#### Work to be completed
Repeat the listing in full, word for word.
++++++++++++++++++++
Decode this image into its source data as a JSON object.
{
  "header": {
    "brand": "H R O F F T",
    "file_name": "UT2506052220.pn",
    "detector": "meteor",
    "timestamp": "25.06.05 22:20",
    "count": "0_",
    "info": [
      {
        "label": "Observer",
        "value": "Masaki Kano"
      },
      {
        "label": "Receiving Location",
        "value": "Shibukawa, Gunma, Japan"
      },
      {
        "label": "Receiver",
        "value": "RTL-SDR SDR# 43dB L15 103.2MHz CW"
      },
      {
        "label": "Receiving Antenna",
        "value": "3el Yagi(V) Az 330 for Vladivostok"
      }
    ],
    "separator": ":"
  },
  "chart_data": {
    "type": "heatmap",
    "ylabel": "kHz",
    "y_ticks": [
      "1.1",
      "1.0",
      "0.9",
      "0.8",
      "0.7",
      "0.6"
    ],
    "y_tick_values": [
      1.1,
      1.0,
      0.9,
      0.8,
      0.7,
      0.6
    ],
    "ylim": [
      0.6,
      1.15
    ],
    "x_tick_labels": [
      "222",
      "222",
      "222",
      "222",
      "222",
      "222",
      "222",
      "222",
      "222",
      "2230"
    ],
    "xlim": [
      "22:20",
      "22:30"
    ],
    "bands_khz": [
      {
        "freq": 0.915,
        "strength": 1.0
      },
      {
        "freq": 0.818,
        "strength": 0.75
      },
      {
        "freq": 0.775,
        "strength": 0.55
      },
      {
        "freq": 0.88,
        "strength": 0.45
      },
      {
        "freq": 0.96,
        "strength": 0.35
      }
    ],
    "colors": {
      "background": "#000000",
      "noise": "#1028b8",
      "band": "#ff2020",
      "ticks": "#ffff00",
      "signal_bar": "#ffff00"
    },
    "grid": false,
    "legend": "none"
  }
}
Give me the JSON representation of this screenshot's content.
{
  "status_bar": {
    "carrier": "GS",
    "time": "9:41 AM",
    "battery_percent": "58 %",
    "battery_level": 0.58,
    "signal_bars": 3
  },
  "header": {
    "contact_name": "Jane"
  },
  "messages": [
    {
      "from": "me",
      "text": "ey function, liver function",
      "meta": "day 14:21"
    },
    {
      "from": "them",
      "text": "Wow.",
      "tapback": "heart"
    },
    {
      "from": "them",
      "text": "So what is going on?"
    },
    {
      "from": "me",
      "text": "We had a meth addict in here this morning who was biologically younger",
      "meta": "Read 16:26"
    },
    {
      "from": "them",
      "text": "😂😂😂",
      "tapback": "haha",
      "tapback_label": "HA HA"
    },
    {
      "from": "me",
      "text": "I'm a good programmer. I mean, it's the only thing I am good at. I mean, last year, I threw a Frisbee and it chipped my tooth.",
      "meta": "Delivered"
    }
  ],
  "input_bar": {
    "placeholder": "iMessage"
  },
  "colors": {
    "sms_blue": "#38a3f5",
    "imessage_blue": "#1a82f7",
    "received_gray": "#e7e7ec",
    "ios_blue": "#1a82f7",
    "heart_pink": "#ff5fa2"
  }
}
++++++++++++++++++++
#### Answer to the task
Decode this image into its source data as a JSON object.
{
  "header": {
    "brand": "H R O F F T",
    "file_name": "UT2506052220.pn",
    "detector": "meteor",
    "timestamp": "25.06.05 22:20",
    "count": "0_",
    "info": [
      {
        "label": "Observer",
        "value": "Masaki Kano"
      },
      {
        "label": "Receiving Location",
        "value": "Shibukawa, Gunma, Japan"
      },
      {
        "label": "Receiver",
        "value": "RTL-SDR SDR# 43dB L15 103.2MHz CW"
      },
      {
        "label": "Receiving Antenna",
        "value": "3el Yagi(V) Az 330 for Vladivostok"
      }
    ],
    "separator": ":"
  },
  "chart_data": {
    "type": "heatmap",
    "ylabel": "kHz",
    "y_ticks": [
      "1.1",
      "1.0",
      "0.9",
      "0.8",
      "0.7",
      "0.6"
    ],
    "y_tick_values": [
      1.1,
      1.0,
      0.9,
      0.8,
      0.7,
      0.6
    ],
    "ylim": [
      0.6,
      1.15
    ],
    "x_tick_labels": [
      "222",
      "222",
      "222",
      "222",
      "222",
      "222",
      "222",
      "222",
      "222",
      "2230"
    ],
    "xlim": [
      "22:20",
      "22:30"
    ],
    "bands_khz": [
      {
        "freq": 0.915,
        "strength": 1.0
      },
      {
        "freq": 0.818,
        "strength": 0.75
      },
      {
        "freq": 0.775,
        "strength": 0.55
      },
      {
        "freq": 0.88,
        "strength": 0.45
      },
      {
        "freq": 0.96,
        "strength": 0.35
      }
    ],
    "colors": {
      "background": "#000000",
      "noise": "#1028b8",
      "band": "#ff2020",
      "ticks": "#ffff00",
      "signal_bar": "#ffff00"
    },
    "grid": false,
    "legend": "none"
  }
}
Give me the JSON representation of this screenshot's content.
{
  "status_bar": {
    "carrier": "GS",
    "time": "9:41 AM",
    "battery_percent": "58 %",
    "battery_level": 0.58,
    "signal_bars": 3
  },
  "header": {
    "contact_name": "Jane"
  },
  "messages": [
    {
      "from": "me",
      "text": "ey function, liver function",
      "meta": "day 14:21"
    },
    {
      "from": "them",
      "text": "Wow.",
      "tapback": "heart"
    },
    {
      "from": "them",
      "text": "So what is going on?"
    },
    {
      "from": "me",
      "text": "We had a meth addict in here this morning who was biologically younger",
      "meta": "Read 16:26"
    },
    {
      "from": "them",
      "text": "😂😂😂",
      "tapback": "haha",
      "tapback_label": "HA HA"
    },
    {
      "from": "me",
      "text": "I'm a good programmer. I mean, it's the only thing I am good at. I mean, last year, I threw a Frisbee and it chipped my tooth.",
      "meta": "Delivered"
    }
  ],
  "input_bar": {
    "placeholder": "iMessage"
  },
  "colors": {
    "sms_blue": "#38a3f5",
    "imessage_blue": "#1a82f7",
    "received_gray": "#e7e7ec",
    "ios_blue": "#1a82f7",
    "heart_pink": "#ff5fa2"
  }
}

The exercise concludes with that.